- **What the task requires**: Repeat each line exactly as it is written.

- **Provided records**:

»»

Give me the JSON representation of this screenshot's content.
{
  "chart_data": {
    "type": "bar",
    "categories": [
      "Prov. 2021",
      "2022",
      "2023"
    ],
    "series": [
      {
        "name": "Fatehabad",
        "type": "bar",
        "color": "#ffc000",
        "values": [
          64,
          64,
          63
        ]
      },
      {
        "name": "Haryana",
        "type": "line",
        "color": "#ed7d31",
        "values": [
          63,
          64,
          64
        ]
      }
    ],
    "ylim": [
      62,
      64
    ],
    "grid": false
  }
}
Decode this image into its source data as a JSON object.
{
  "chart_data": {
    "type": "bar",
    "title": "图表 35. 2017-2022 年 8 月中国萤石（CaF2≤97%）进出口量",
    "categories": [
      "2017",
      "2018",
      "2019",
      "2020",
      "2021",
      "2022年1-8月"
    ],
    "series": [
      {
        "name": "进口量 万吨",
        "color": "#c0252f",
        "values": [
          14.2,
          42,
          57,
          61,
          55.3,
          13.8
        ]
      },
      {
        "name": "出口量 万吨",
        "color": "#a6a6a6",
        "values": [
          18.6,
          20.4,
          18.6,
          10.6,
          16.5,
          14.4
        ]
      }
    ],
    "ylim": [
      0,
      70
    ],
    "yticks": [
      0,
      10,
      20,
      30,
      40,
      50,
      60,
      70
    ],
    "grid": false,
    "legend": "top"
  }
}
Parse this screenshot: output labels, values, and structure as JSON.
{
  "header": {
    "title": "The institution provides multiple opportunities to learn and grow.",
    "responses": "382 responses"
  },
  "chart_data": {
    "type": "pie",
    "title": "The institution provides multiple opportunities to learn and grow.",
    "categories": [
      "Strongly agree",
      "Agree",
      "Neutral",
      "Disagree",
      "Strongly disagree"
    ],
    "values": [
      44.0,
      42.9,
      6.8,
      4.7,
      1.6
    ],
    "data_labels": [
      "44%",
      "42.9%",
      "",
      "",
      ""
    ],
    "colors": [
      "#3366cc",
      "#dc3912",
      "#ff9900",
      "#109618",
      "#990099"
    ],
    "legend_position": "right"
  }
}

««

- **Output below**:
Give me the JSON representation of this screenshot's content.
{
  "chart_data": {
    "type": "bar",
    "categories": [
      "Prov. 2021",
      "2022",
      "2023"
    ],
    "series": [
      {
        "name": "Fatehabad",
        "type": "bar",
        "color": "#ffc000",
        "values": [
          64,
          64,
          63
        ]
      },
      {
        "name": "Haryana",
        "type": "line",
        "color": "#ed7d31",
        "values": [
          63,
          64,
          64
        ]
      }
    ],
    "ylim": [
      62,
      64
    ],
    "grid": false
  }
}
Decode this image into its source data as a JSON object.
{
  "chart_data": {
    "type": "bar",
    "title": "图表 35. 2017-2022 年 8 月中国萤石（CaF2≤97%）进出口量",
    "categories": [
      "2017",
      "2018",
      "2019",
      "2020",
      "2021",
      "2022年1-8月"
    ],
    "series": [
      {
        "name": "进口量 万吨",
        "color": "#c0252f",
        "values": [
          14.2,
          42,
          57,
          61,
          55.3,
          13.8
        ]
      },
      {
        "name": "出口量 万吨",
        "color": "#a6a6a6",
        "values": [
          18.6,
          20.4,
          18.6,
          10.6,
          16.5,
          14.4
        ]
      }
    ],
    "ylim": [
      0,
      70
    ],
    "yticks": [
      0,
      10,
      20,
      30,
      40,
      50,
      60,
      70
    ],
    "grid": false,
    "legend": "top"
  }
}
Parse this screenshot: output labels, values, and structure as JSON.
{
  "header": {
    "title": "The institution provides multiple opportunities to learn and grow.",
    "responses": "382 responses"
  },
  "chart_data": {
    "type": "pie",
    "title": "The institution provides multiple opportunities to learn and grow.",
    "categories": [
      "Strongly agree",
      "Agree",
      "Neutral",
      "Disagree",
      "Strongly disagree"
    ],
    "values": [
      44.0,
      42.9,
      6.8,
      4.7,
      1.6
    ],
    "data_labels": [
      "44%",
      "42.9%",
      "",
      "",
      ""
    ],
    "colors": [
      "#3366cc",
      "#dc3912",
      "#ff9900",
      "#109618",
      "#990099"
    ],
    "legend_position": "right"
  }
}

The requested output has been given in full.